Dataset entries
[Start]

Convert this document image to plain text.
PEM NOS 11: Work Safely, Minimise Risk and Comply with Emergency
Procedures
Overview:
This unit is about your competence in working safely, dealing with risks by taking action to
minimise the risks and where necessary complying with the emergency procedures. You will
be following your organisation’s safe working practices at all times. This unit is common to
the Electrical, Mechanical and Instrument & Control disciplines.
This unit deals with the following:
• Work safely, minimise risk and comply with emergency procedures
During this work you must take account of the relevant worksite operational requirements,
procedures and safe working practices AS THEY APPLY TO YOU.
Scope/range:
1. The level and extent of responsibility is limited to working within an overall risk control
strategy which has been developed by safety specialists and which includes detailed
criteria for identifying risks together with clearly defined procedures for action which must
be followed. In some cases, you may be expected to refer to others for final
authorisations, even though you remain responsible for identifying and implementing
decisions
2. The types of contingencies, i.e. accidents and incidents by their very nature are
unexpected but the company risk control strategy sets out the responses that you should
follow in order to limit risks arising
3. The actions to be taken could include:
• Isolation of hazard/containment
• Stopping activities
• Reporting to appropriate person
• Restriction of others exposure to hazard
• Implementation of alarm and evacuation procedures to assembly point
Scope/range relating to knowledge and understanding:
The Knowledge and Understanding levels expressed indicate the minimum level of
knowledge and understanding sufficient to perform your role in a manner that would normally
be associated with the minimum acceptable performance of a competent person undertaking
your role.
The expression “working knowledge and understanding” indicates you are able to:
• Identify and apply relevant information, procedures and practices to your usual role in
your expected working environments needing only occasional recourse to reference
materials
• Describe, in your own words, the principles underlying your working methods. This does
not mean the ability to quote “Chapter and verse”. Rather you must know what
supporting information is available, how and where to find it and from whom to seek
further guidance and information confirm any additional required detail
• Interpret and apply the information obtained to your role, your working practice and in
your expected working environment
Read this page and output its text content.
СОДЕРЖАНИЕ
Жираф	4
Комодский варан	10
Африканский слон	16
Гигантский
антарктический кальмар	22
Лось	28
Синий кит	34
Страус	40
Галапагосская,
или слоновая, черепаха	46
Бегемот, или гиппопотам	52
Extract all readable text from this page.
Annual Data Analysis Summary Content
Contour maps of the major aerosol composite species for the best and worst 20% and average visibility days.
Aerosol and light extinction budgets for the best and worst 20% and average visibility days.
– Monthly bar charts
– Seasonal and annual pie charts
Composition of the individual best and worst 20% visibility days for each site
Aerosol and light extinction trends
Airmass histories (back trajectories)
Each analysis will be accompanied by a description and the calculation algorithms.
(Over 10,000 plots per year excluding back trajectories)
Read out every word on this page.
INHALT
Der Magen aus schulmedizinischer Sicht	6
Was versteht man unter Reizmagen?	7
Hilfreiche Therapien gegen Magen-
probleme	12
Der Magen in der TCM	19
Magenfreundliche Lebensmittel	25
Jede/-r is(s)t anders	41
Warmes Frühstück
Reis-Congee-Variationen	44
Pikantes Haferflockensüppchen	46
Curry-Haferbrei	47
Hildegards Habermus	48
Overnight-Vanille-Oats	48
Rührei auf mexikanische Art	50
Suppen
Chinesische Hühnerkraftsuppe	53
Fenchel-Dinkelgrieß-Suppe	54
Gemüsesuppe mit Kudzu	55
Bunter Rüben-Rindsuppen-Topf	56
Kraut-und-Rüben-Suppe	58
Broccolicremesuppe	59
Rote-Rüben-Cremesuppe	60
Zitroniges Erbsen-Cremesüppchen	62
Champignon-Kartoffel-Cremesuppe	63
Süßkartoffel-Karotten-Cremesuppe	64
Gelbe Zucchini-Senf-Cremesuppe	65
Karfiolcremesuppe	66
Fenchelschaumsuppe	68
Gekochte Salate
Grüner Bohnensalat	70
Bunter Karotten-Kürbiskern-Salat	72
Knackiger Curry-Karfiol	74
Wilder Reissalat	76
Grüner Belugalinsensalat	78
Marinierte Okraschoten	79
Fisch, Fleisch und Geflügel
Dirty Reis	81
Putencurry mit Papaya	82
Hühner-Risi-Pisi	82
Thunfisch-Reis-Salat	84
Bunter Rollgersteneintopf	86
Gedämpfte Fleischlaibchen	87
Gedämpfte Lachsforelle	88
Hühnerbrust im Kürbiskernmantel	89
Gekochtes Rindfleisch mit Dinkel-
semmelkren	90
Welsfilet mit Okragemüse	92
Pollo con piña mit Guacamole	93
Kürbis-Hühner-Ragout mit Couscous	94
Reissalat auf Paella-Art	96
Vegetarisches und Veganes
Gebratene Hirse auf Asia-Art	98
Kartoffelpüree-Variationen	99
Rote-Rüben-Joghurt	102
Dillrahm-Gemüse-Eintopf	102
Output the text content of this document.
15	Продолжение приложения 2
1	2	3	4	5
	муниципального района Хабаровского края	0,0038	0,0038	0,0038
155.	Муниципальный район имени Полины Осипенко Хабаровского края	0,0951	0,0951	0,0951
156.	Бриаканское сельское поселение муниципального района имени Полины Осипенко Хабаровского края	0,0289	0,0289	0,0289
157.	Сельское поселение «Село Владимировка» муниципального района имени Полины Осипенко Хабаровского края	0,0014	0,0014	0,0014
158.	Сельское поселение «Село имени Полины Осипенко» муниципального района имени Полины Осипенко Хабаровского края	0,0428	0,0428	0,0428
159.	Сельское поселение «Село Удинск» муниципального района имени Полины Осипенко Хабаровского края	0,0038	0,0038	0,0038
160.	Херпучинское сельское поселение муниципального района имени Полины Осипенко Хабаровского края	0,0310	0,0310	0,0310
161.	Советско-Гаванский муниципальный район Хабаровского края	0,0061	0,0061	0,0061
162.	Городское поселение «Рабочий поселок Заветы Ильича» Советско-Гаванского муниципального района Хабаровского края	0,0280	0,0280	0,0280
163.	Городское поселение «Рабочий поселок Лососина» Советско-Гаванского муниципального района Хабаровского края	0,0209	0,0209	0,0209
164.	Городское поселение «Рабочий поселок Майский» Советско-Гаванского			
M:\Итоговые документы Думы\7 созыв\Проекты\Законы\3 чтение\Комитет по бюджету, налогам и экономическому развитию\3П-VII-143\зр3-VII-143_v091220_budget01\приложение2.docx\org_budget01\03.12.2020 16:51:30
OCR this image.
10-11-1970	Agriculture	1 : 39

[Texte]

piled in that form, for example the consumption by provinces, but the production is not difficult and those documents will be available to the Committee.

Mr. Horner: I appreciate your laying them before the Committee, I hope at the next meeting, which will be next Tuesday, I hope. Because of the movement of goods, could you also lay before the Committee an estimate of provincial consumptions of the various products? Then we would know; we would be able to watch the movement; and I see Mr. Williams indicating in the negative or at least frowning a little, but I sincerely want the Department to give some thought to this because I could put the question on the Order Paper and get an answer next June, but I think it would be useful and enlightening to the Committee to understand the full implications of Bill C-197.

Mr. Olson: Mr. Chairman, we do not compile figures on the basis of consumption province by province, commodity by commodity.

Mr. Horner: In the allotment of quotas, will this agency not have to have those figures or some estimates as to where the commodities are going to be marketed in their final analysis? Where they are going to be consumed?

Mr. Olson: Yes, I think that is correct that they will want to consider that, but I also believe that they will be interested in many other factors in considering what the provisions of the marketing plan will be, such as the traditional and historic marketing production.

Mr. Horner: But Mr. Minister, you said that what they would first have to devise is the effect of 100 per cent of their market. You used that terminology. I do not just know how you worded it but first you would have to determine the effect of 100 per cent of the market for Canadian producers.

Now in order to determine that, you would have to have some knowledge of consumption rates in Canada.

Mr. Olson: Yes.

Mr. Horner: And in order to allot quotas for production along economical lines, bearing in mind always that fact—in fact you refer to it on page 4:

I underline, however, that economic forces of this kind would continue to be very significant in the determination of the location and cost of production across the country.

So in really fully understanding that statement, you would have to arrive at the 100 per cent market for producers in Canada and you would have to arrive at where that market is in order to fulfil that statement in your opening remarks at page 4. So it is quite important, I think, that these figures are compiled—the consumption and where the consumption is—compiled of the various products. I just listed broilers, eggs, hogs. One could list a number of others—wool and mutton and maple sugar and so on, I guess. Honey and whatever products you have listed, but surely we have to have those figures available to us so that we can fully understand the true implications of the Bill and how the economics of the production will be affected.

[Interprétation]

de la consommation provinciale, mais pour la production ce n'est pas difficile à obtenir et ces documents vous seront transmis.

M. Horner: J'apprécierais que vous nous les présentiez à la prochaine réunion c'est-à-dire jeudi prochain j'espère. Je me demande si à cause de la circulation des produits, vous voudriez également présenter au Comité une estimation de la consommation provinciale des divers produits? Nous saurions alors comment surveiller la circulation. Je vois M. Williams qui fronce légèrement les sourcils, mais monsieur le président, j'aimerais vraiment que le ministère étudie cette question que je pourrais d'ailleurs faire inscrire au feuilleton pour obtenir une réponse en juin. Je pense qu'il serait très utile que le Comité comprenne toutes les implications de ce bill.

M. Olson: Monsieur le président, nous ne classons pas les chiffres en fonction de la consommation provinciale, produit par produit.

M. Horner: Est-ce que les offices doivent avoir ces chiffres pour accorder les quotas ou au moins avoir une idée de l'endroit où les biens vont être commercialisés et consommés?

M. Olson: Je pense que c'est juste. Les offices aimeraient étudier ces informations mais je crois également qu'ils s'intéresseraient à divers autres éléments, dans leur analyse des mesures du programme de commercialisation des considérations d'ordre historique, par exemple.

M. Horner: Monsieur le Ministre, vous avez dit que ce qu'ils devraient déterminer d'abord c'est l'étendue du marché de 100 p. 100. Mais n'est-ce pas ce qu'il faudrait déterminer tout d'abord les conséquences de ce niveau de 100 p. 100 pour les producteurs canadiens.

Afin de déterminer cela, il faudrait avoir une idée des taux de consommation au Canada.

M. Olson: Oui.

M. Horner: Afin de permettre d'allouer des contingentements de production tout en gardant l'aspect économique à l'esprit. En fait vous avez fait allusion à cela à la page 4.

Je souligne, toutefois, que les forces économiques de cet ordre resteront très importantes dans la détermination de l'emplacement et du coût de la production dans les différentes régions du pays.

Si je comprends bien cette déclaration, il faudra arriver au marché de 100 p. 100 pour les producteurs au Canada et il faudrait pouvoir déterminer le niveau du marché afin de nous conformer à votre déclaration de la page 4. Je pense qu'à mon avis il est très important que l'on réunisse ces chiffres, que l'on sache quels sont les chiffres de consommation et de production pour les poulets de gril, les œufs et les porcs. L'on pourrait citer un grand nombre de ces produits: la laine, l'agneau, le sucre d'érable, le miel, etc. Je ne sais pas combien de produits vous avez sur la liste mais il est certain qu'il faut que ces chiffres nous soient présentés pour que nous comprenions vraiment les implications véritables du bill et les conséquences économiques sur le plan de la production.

[End]

● EXERCISE GOAL
Which lines include "Городское"? Copy each of them out.

● SOLUTION FOR THIS EXERCISE
162.	Городское поселение «Рабочий поселок Заветы Ильича» Советско-Гаванского муниципального района Хабаровского края	0,0280	0,0280	0,0280
163.	Городское поселение «Рабочий поселок Лососина» Советско-Гаванского муниципального района Хабаровского края	0,0209	0,0209	0,0209
164.	Городское поселение «Рабочий поселок Майский» Советско-Гаванского			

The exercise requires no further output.